TU OBJETIVO
Devuelve todas las filas que aparecen abajo, cada una sin el menor cambio.
=== DATOS DEL EJERCICIO ===
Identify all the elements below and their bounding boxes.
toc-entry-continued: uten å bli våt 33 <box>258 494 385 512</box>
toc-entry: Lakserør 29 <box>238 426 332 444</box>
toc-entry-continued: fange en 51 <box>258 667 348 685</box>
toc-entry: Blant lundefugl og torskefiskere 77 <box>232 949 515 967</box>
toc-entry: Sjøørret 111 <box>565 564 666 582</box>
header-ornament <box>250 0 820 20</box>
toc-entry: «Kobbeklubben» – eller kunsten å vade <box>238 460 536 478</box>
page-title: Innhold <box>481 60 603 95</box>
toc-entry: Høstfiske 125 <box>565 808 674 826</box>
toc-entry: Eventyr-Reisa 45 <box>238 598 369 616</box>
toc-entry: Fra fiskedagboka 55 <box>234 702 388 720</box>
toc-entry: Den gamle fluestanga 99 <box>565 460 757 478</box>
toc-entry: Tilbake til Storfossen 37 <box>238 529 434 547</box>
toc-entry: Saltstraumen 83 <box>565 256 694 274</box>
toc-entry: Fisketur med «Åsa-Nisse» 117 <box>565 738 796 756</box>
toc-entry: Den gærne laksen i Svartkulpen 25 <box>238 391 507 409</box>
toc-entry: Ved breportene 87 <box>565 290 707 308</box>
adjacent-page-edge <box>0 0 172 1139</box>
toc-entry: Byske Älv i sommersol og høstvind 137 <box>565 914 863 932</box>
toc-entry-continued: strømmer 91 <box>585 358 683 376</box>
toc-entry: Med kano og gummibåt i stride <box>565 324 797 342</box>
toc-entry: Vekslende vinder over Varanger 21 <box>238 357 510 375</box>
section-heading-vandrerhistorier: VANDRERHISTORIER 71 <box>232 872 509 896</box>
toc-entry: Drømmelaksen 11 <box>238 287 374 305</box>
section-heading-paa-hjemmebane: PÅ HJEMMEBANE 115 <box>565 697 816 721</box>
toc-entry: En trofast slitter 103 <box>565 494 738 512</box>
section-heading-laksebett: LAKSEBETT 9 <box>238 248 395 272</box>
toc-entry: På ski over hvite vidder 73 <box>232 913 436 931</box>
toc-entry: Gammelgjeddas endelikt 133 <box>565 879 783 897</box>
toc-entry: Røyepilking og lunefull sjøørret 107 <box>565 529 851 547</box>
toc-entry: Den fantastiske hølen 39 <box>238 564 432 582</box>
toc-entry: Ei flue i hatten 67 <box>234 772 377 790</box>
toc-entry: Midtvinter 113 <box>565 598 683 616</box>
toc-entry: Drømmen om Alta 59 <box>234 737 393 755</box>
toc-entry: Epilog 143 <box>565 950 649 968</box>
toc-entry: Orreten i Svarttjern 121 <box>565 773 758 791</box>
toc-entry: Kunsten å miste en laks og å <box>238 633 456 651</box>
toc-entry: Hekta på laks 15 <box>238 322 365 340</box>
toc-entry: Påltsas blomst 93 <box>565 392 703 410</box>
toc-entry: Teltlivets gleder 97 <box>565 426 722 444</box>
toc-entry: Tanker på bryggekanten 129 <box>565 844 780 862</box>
===
RESULTADO DEL EJERCICIO
Identify all the elements below and their bounding boxes.
toc-entry-continued: uten å bli våt 33 <box>258 494 385 512</box>
toc-entry: Lakserør 29 <box>238 426 332 444</box>
toc-entry-continued: fange en 51 <box>258 667 348 685</box>
toc-entry: Blant lundefugl og torskefiskere 77 <box>232 949 515 967</box>
toc-entry: Sjøørret 111 <box>565 564 666 582</box>
header-ornament <box>250 0 820 20</box>
toc-entry: «Kobbeklubben» – eller kunsten å vade <box>238 460 536 478</box>
page-title: Innhold <box>481 60 603 95</box>
toc-entry: Høstfiske 125 <box>565 808 674 826</box>
toc-entry: Eventyr-Reisa 45 <box>238 598 369 616</box>
toc-entry: Fra fiskedagboka 55 <box>234 702 388 720</box>
toc-entry: Den gamle fluestanga 99 <box>565 460 757 478</box>
toc-entry: Tilbake til Storfossen 37 <box>238 529 434 547</box>
toc-entry: Saltstraumen 83 <box>565 256 694 274</box>
toc-entry: Fisketur med «Åsa-Nisse» 117 <box>565 738 796 756</box>
toc-entry: Den gærne laksen i Svartkulpen 25 <box>238 391 507 409</box>
toc-entry: Ved breportene 87 <box>565 290 707 308</box>
adjacent-page-edge <box>0 0 172 1139</box>
toc-entry: Byske Älv i sommersol og høstvind 137 <box>565 914 863 932</box>
toc-entry-continued: strømmer 91 <box>585 358 683 376</box>
toc-entry: Med kano og gummibåt i stride <box>565 324 797 342</box>
toc-entry: Vekslende vinder over Varanger 21 <box>238 357 510 375</box>
section-heading-vandrerhistorier: VANDRERHISTORIER 71 <box>232 872 509 896</box>
toc-entry: Drømmelaksen 11 <box>238 287 374 305</box>
section-heading-paa-hjemmebane: PÅ HJEMMEBANE 115 <box>565 697 816 721</box>
toc-entry: En trofast slitter 103 <box>565 494 738 512</box>
section-heading-laksebett: LAKSEBETT 9 <box>238 248 395 272</box>
toc-entry: På ski over hvite vidder 73 <box>232 913 436 931</box>
toc-entry: Gammelgjeddas endelikt 133 <box>565 879 783 897</box>
toc-entry: Røyepilking og lunefull sjøørret 107 <box>565 529 851 547</box>
toc-entry: Den fantastiske hølen 39 <box>238 564 432 582</box>
toc-entry: Ei flue i hatten 67 <box>234 772 377 790</box>
toc-entry: Midtvinter 113 <box>565 598 683 616</box>
toc-entry: Drømmen om Alta 59 <box>234 737 393 755</box>
toc-entry: Epilog 143 <box>565 950 649 968</box>
toc-entry: Orreten i Svarttjern 121 <box>565 773 758 791</box>
toc-entry: Kunsten å miste en laks og å <box>238 633 456 651</box>
toc-entry: Hekta på laks 15 <box>238 322 365 340</box>
toc-entry: Påltsas blomst 93 <box>565 392 703 410</box>
toc-entry: Teltlivets gleder 97 <box>565 426 722 444</box>
toc-entry: Tanker på bryggekanten 129 <box>565 844 780 862</box>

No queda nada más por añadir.